▶ DATASET EXCERPTS
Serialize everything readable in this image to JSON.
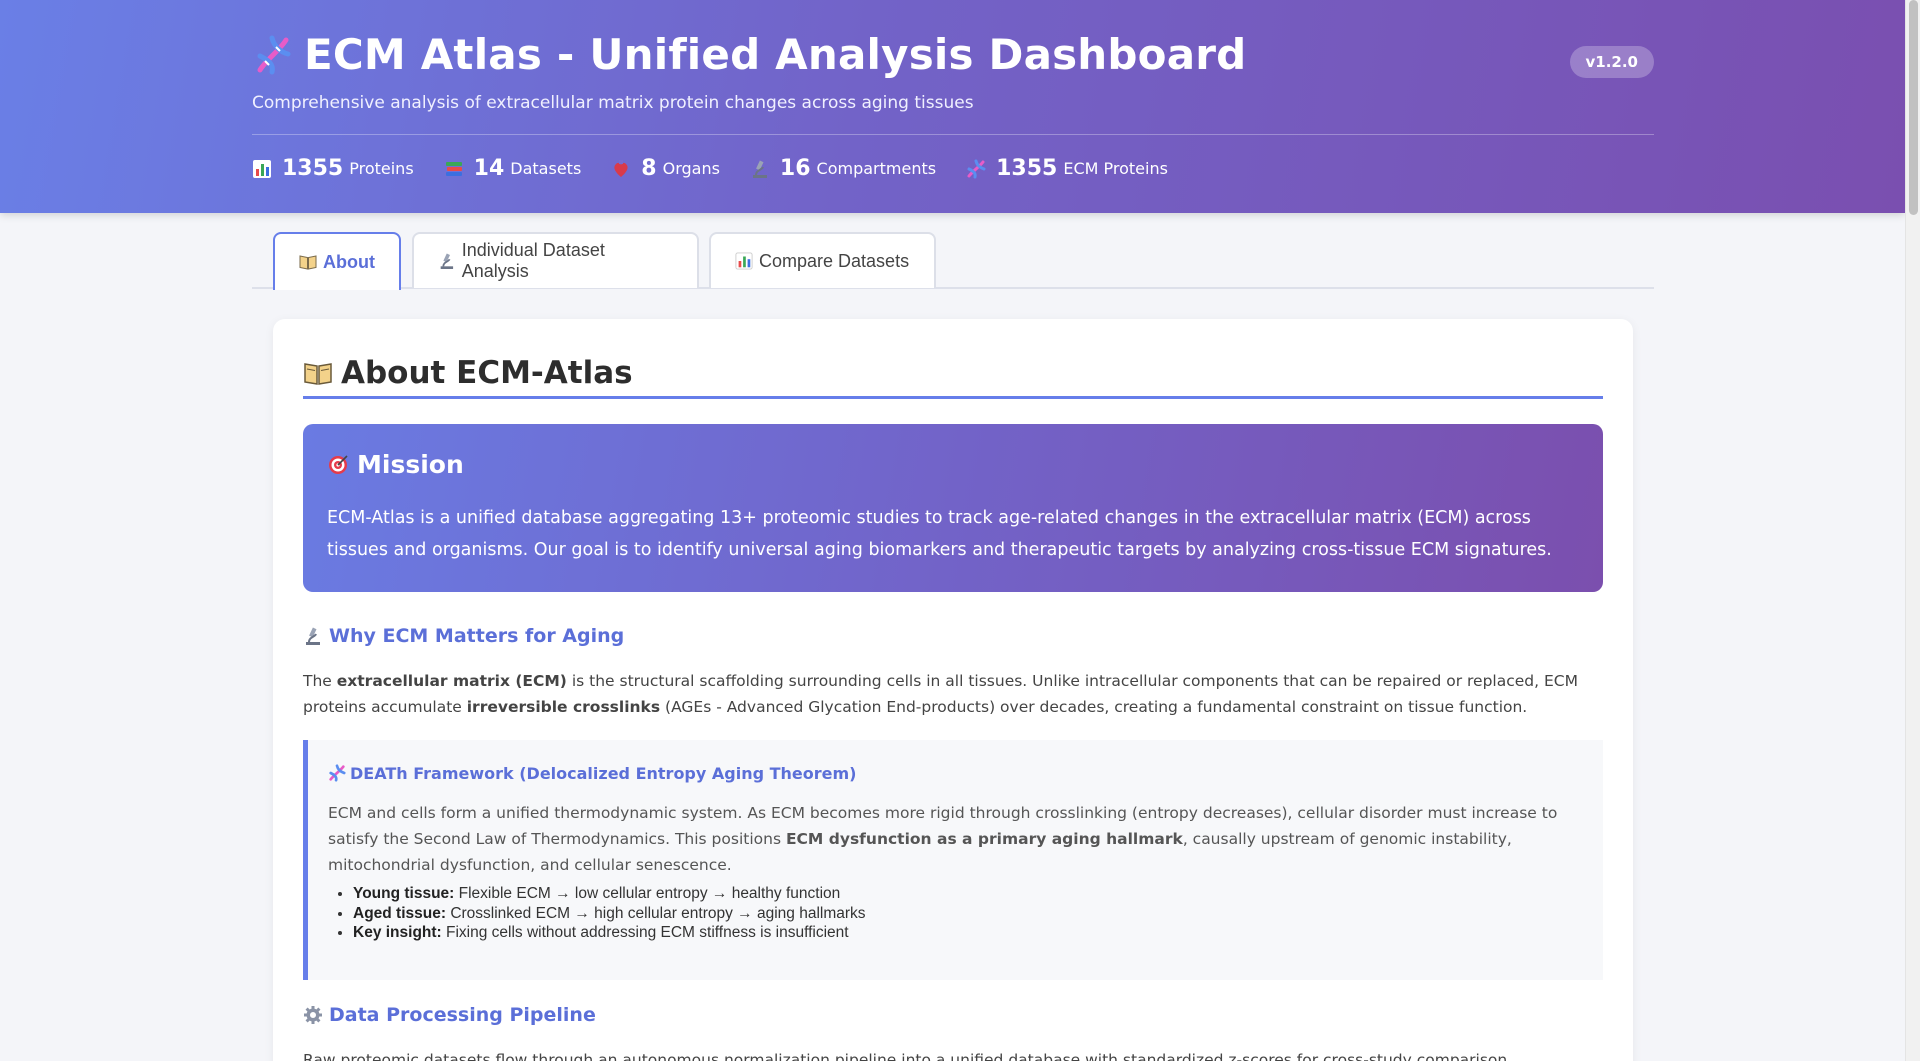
{
  "header": {
    "title": "ECM Atlas - Unified Analysis Dashboard",
    "subtitle": "Comprehensive analysis of extracellular matrix protein changes across aging tissues",
    "version": "v1.2.0",
    "title_icon": "dna-icon",
    "stats": [
      {
        "icon": "bar-chart-icon",
        "value": "1355",
        "label": "Proteins"
      },
      {
        "icon": "books-icon",
        "value": "14",
        "label": "Datasets"
      },
      {
        "icon": "heart-organ-icon",
        "value": "8",
        "label": "Organs"
      },
      {
        "icon": "microscope-icon",
        "value": "16",
        "label": "Compartments"
      },
      {
        "icon": "dna-icon",
        "value": "1355",
        "label": "ECM Proteins"
      }
    ]
  },
  "tabs": [
    {
      "icon": "book-icon",
      "label": "About",
      "active": true
    },
    {
      "icon": "microscope-icon",
      "label": "Individual Dataset Analysis",
      "active": false
    },
    {
      "icon": "bar-chart-icon",
      "label": "Compare Datasets",
      "active": false
    }
  ],
  "about": {
    "title": "About ECM-Atlas",
    "mission": {
      "title": "Mission",
      "text": "ECM-Atlas is a unified database aggregating 13+ proteomic studies to track age-related changes in the extracellular matrix (ECM) across tissues and organisms. Our goal is to identify universal aging biomarkers and therapeutic targets by analyzing cross-tissue ECM signatures."
    },
    "why": {
      "title": "Why ECM Matters for Aging",
      "t1": "The ",
      "b1": "extracellular matrix (ECM)",
      "t2": " is the structural scaffolding surrounding cells in all tissues. Unlike intracellular components that can be repaired or replaced, ECM proteins accumulate ",
      "b2": "irreversible crosslinks",
      "t3": " (AGEs - Advanced Glycation End-products) over decades, creating a fundamental constraint on tissue function."
    },
    "framework": {
      "title": "DEATh Framework (Delocalized Entropy Aging Theorem)",
      "t1": "ECM and cells form a unified thermodynamic system. As ECM becomes more rigid through crosslinking (entropy decreases), cellular disorder must increase to satisfy the Second Law of Thermodynamics. This positions ",
      "b1": "ECM dysfunction as a primary aging hallmark",
      "t2": ", causally upstream of genomic instability, mitochondrial dysfunction, and cellular senescence.",
      "items": [
        {
          "label": "Young tissue:",
          "text": " Flexible ECM → low cellular entropy → healthy function"
        },
        {
          "label": "Aged tissue:",
          "text": " Crosslinked ECM → high cellular entropy → aging hallmarks"
        },
        {
          "label": "Key insight:",
          "text": " Fixing cells without addressing ECM stiffness is insufficient"
        }
      ]
    },
    "pipeline": {
      "title": "Data Processing Pipeline",
      "text": "Raw proteomic datasets flow through an autonomous normalization pipeline into a unified database with standardized z-scores for cross-study comparison."
    }
  },
  "colors": {
    "accent": "#667eea",
    "gradient_start": "#6a7fe6",
    "gradient_end": "#7a4fb0"
  }
}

▶ WHAT YOU NEED TO DO
Leaving out only the pictures, retype every record exactly.

▶ WRITTEN ANSWER
Serialize everything readable in this image to JSON.
{
  "header": {
    "title": "ECM Atlas - Unified Analysis Dashboard",
    "subtitle": "Comprehensive analysis of extracellular matrix protein changes across aging tissues",
    "version": "v1.2.0",
    "title_icon": "dna-icon",
    "stats": [
      {
        "icon": "bar-chart-icon",
        "value": "1355",
        "label": "Proteins"
      },
      {
        "icon": "books-icon",
        "value": "14",
        "label": "Datasets"
      },
      {
        "icon": "heart-organ-icon",
        "value": "8",
        "label": "Organs"
      },
      {
        "icon": "microscope-icon",
        "value": "16",
        "label": "Compartments"
      },
      {
        "icon": "dna-icon",
        "value": "1355",
        "label": "ECM Proteins"
      }
    ]
  },
  "tabs": [
    {
      "icon": "book-icon",
      "label": "About",
      "active": true
    },
    {
      "icon": "microscope-icon",
      "label": "Individual Dataset Analysis",
      "active": false
    },
    {
      "icon": "bar-chart-icon",
      "label": "Compare Datasets",
      "active": false
    }
  ],
  "about": {
    "title": "About ECM-Atlas",
    "mission": {
      "title": "Mission",
      "text": "ECM-Atlas is a unified database aggregating 13+ proteomic studies to track age-related changes in the extracellular matrix (ECM) across tissues and organisms. Our goal is to identify universal aging biomarkers and therapeutic targets by analyzing cross-tissue ECM signatures."
    },
    "why": {
      "title": "Why ECM Matters for Aging",
      "t1": "The ",
      "b1": "extracellular matrix (ECM)",
      "t2": " is the structural scaffolding surrounding cells in all tissues. Unlike intracellular components that can be repaired or replaced, ECM proteins accumulate ",
      "b2": "irreversible crosslinks",
      "t3": " (AGEs - Advanced Glycation End-products) over decades, creating a fundamental constraint on tissue function."
    },
    "framework": {
      "title": "DEATh Framework (Delocalized Entropy Aging Theorem)",
      "t1": "ECM and cells form a unified thermodynamic system. As ECM becomes more rigid through crosslinking (entropy decreases), cellular disorder must increase to satisfy the Second Law of Thermodynamics. This positions ",
      "b1": "ECM dysfunction as a primary aging hallmark",
      "t2": ", causally upstream of genomic instability, mitochondrial dysfunction, and cellular senescence.",
      "items": [
        {
          "label": "Young tissue:",
          "text": " Flexible ECM → low cellular entropy → healthy function"
        },
        {
          "label": "Aged tissue:",
          "text": " Crosslinked ECM → high cellular entropy → aging hallmarks"
        },
        {
          "label": "Key insight:",
          "text": " Fixing cells without addressing ECM stiffness is insufficient"
        }
      ]
    },
    "pipeline": {
      "title": "Data Processing Pipeline",
      "text": "Raw proteomic datasets flow through an autonomous normalization pipeline into a unified database with standardized z-scores for cross-study comparison."
    }
  },
  "colors": {
    "accent": "#667eea",
    "gradient_start": "#6a7fe6",
    "gradient_end": "#7a4fb0"
  }
}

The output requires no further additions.